◆ The task ◆
Quote the stretch from "Basically I can" through "Obama as God.)" in the blog review below.

----- Text block

4. IMAO (In My Assholish Opinion, or whatever)
For gun nutsacks, commie-haters, people who think treating animals humanely is somehow a breach on their freedom to enjoy burgers, or all three this blog is for you. Let me just say first off that I don't buy it. Whenever I hear the truly empassioned opinions of ultra-conservatives, it's like that guy who's pretentiously artsy just to be purposefully annoying. They aren't really artsy, they just play it up. That's what this blog makes me think of. I'm not saying that this guy (or collection of guys? I would say "people" but that would be politically correct and wah, wah, wah...) has a secret stash of Marxist readings that he hides from his friends, but I think he takes his posts over the top on purpose. It's a kind of "look at me" syndrome that almost all teenage girls have. It's annoying when its a teenage girl; it's just sad when it's a forty-year-old dude.
So his posts range from fellating guns to the old Decepticon habit of calling people who aren't racist racist. The Sotomayor posts are numerous, and they all say the same thing: "We don't like Sotomayor because she's not a white male, and everyone who does like her is racist. We'll just completely ignore her actual credentials, and then blame liberals for focusing on race..." How do these arguments get made anywhere without a swift MMA style beating not immediately following? Hey white guys: cry me a river. You want to know why a latina woman was nominated? It's because all the old, white asswipes your boy Bush nominated were useless idiots. It's not a hard equation. Do you really want to bring up the Constitution while we have Judge "Consti-What?" Alito on the Supreme Court. That jackass couldn't comprehend a menu at Denny's if he had someone read and explain it to him.
Basically I can sum up this entire blog in two sentences, and save everyone from being made dumber just from reading it: Sotomayor is racist. Obama is a womanizing racist. Done. You can thank me for never having to visit this blog on your own later. (Side note: I always find it hilarious that people who worship Ronald Reagan as God, make fun of people because the Reaganophiles think they worship Obama as God.)

----------
----- Excerpted data

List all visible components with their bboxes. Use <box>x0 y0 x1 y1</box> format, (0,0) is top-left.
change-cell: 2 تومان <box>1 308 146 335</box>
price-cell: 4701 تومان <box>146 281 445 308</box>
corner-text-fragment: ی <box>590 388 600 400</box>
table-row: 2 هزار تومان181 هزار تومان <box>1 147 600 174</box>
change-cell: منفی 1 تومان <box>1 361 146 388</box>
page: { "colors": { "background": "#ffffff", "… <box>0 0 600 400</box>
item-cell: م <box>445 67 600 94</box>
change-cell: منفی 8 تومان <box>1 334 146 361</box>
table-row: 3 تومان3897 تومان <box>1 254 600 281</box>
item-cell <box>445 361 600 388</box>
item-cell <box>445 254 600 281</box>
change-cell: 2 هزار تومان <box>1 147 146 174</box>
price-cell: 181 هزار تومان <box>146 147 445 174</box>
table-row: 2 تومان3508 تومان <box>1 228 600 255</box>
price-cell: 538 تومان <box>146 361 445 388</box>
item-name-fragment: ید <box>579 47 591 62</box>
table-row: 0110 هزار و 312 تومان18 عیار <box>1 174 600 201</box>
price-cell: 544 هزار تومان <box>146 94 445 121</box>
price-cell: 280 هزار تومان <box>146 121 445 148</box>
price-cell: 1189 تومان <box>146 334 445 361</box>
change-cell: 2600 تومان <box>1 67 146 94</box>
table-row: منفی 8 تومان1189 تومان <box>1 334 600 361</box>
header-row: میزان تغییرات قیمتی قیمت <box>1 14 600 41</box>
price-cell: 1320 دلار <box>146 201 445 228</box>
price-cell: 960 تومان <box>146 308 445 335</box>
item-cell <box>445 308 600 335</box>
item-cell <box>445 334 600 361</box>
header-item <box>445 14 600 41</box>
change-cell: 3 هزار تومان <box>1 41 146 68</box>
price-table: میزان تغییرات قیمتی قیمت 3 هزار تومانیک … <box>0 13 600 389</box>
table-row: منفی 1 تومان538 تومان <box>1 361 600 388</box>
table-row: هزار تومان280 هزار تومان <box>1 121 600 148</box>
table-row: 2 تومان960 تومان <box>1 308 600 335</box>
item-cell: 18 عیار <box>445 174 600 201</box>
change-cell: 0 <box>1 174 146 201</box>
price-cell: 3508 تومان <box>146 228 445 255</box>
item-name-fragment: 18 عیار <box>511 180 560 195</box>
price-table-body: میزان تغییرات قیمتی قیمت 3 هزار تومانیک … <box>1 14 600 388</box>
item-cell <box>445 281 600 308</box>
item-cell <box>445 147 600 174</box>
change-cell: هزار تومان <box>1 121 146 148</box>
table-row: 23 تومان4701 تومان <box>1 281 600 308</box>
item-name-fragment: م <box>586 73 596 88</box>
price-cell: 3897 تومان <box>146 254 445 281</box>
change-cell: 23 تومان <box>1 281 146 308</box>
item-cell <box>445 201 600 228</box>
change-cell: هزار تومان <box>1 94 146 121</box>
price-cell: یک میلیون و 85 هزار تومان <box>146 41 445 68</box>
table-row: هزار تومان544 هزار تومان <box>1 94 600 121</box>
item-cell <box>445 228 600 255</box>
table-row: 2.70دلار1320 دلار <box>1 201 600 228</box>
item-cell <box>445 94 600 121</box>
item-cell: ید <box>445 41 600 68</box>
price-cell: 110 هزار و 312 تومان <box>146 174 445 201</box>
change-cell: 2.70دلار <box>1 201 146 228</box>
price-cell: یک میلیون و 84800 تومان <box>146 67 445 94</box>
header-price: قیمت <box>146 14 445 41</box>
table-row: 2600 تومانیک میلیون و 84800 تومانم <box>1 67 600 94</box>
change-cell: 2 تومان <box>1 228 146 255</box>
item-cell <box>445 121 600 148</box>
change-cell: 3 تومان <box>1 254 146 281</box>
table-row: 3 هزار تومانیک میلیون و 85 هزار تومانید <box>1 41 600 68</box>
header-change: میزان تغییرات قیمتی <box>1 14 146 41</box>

----------

◆ Response below ◆
Basically I can sum up this entire blog in two sentences, and save everyone from being made dumber just from reading it: Sotomayor is racist. Obama is a womanizing racist. Done. You can thank me for never having to visit this blog on your own later. (Side note: I always find it hilarious that people who worship Ronald Reagan as God, make fun of people because the Reaganophiles think they worship Obama as God.)